Dataset entries ▸
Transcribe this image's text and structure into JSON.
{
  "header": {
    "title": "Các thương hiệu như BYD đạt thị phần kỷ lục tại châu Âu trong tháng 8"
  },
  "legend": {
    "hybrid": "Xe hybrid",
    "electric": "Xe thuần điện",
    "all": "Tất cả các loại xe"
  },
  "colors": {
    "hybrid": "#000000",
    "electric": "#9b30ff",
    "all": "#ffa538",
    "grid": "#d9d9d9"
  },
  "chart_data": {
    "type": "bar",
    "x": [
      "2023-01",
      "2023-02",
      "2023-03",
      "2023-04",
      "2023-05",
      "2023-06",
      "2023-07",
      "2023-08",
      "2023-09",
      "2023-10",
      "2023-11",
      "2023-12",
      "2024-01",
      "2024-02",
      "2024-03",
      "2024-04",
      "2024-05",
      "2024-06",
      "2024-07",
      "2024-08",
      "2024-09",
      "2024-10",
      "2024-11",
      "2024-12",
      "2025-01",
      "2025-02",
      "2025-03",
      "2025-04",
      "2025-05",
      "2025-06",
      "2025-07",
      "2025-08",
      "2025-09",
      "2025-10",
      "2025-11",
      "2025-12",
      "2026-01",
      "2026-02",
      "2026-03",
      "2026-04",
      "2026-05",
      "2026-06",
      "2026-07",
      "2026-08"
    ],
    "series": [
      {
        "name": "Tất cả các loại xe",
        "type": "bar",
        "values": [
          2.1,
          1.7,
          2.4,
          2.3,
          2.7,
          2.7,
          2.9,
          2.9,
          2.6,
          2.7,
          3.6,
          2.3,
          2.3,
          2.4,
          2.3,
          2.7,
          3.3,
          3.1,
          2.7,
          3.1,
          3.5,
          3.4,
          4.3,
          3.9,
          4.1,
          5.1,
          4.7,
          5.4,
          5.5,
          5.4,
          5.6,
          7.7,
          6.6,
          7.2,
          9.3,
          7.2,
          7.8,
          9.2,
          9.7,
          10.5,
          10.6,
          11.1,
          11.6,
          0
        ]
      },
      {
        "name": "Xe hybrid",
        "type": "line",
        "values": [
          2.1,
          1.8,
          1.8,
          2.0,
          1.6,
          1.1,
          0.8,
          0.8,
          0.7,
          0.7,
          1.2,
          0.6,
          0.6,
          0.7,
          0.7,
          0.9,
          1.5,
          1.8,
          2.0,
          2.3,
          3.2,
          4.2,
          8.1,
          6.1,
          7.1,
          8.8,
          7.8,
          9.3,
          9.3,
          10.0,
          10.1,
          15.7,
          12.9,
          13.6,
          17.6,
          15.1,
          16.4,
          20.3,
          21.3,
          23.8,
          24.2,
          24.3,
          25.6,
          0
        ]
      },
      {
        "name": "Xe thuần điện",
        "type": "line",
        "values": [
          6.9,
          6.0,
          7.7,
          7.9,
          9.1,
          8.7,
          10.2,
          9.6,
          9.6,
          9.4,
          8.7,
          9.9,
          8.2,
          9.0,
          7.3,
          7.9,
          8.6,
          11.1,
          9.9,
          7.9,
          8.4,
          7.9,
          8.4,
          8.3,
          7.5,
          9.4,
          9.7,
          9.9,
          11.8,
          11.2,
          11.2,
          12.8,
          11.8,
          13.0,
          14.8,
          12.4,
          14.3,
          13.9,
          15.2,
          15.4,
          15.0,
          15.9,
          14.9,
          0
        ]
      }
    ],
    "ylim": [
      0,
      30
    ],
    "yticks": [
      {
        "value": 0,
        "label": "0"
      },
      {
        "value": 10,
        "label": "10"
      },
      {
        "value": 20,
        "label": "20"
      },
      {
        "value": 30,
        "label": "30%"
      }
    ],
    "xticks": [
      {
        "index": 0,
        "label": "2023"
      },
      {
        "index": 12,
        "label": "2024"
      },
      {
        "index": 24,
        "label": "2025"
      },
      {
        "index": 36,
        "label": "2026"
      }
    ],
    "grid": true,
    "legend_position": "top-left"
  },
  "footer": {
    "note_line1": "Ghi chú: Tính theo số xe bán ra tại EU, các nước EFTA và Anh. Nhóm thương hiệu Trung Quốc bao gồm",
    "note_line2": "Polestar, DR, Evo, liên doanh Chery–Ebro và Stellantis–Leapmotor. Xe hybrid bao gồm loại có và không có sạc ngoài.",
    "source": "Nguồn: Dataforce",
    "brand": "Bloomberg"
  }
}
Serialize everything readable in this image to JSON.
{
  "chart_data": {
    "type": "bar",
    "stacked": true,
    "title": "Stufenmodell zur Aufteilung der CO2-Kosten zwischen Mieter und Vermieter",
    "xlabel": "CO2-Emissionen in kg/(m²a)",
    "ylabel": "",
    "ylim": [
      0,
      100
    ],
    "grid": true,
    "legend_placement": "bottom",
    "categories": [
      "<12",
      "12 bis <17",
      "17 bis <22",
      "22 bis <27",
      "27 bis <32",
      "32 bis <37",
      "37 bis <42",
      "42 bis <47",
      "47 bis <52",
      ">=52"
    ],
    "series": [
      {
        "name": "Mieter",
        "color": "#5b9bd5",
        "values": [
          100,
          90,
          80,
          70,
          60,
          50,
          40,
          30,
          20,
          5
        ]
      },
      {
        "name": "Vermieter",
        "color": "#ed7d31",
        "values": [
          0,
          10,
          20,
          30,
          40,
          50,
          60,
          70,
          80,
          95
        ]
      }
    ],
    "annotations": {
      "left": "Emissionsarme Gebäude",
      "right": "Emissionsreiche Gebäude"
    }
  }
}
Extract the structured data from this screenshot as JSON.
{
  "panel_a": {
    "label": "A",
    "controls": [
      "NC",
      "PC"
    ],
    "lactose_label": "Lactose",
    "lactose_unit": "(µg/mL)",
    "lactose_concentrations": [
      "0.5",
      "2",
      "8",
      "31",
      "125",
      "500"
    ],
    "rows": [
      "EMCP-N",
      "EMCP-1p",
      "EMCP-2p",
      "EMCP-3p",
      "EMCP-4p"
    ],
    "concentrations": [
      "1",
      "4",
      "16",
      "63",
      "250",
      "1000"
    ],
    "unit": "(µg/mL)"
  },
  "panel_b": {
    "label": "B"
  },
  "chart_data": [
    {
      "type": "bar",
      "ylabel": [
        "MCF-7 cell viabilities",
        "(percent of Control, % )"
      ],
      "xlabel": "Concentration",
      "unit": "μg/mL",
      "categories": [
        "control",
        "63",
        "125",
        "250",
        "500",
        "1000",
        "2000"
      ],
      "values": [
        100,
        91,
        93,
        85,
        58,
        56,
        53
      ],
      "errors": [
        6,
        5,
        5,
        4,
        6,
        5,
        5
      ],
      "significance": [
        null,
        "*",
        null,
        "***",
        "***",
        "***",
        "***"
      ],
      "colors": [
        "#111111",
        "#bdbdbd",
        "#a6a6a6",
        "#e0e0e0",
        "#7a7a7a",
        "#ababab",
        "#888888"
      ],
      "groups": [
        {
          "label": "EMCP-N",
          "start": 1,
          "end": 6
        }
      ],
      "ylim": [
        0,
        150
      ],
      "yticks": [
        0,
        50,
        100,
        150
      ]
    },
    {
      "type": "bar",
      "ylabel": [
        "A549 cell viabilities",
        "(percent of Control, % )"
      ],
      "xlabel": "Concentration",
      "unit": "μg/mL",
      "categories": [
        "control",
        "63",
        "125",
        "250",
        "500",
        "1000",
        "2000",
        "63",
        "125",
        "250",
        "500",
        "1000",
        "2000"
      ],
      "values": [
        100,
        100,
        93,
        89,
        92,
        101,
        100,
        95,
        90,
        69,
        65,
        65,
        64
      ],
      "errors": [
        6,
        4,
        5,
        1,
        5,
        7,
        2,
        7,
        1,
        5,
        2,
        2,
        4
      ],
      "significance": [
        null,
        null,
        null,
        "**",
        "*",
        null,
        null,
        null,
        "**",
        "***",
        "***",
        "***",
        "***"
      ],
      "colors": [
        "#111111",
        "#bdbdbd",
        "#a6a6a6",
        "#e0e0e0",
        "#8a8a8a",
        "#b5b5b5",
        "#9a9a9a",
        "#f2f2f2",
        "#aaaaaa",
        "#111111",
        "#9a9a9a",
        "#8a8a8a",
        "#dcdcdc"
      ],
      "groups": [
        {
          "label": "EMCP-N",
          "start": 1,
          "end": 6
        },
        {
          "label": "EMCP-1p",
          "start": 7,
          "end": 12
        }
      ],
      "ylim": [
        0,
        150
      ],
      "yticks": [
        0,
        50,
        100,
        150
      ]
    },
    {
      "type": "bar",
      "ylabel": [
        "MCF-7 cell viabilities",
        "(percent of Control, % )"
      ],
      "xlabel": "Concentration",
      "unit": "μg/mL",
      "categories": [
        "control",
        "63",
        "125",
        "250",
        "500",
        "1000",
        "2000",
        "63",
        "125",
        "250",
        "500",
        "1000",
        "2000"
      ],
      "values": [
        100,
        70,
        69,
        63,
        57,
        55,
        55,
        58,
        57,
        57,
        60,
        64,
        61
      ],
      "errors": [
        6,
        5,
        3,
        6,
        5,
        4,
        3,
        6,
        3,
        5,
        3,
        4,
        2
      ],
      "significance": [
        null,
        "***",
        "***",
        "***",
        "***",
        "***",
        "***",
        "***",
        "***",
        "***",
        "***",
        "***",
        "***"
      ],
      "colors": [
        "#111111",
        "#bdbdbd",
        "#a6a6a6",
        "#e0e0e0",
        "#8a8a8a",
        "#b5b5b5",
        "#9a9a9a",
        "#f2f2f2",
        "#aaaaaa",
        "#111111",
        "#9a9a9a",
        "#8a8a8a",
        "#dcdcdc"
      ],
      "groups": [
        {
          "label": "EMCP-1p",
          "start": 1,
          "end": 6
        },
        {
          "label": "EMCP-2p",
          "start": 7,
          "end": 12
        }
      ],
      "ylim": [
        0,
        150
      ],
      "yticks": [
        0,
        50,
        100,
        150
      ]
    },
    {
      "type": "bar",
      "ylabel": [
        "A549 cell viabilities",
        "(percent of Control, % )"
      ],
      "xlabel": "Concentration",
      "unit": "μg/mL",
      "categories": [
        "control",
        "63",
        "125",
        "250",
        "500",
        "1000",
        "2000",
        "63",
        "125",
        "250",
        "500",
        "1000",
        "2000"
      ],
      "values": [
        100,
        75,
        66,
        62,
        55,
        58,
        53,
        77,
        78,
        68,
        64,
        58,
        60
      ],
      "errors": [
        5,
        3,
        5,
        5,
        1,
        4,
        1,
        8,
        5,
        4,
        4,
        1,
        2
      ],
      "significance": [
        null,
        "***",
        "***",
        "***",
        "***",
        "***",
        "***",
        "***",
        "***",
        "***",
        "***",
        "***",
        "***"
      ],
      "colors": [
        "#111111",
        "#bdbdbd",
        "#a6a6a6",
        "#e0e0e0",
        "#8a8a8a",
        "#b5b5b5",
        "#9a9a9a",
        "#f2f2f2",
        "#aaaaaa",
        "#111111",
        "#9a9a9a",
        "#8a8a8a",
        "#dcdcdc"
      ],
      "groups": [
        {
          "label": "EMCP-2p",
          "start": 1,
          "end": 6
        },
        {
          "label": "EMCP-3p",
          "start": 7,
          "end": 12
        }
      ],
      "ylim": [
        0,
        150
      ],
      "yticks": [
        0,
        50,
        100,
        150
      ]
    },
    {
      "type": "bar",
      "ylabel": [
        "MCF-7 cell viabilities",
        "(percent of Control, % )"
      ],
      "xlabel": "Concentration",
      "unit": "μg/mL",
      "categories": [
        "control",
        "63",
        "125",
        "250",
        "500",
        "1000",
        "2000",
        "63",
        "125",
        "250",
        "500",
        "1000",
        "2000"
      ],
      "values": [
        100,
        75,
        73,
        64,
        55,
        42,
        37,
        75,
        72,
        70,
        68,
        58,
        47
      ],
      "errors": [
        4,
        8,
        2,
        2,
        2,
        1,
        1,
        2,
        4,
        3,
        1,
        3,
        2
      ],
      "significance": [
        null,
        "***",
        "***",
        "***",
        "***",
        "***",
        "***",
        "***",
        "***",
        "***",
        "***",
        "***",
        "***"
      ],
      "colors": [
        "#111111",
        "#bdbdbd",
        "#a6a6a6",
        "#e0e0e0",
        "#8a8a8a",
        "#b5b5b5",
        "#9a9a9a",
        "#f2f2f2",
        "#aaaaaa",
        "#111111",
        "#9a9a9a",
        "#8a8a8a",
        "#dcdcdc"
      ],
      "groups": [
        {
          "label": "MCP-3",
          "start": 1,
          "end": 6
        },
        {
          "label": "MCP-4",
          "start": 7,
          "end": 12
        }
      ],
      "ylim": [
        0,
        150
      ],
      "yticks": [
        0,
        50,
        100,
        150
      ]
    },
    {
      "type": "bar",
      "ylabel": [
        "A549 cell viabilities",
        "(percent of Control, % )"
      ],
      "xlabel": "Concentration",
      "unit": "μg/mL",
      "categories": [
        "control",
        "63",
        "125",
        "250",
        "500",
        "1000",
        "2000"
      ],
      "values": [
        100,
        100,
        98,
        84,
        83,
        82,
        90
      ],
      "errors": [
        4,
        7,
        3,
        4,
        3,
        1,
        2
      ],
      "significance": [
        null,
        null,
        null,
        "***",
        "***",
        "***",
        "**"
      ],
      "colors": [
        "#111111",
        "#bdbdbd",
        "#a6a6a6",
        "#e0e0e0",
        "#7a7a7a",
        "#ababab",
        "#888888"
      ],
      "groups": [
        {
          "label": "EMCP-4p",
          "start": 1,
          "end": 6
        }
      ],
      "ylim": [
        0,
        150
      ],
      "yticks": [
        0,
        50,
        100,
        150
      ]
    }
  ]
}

Exercise brief ▸ From the entries above, select each line containing the string "hiệu".

Solution for this problem ▸
    "title": "Các thương hiệu như BYD đạt thị phần kỷ lục tại châu Âu trong tháng 8"
    "note_line1": "Ghi chú: Tính theo số xe bán ra tại EU, các nước EFTA và Anh. Nhóm thương hiệu Trung Quốc bao gồm",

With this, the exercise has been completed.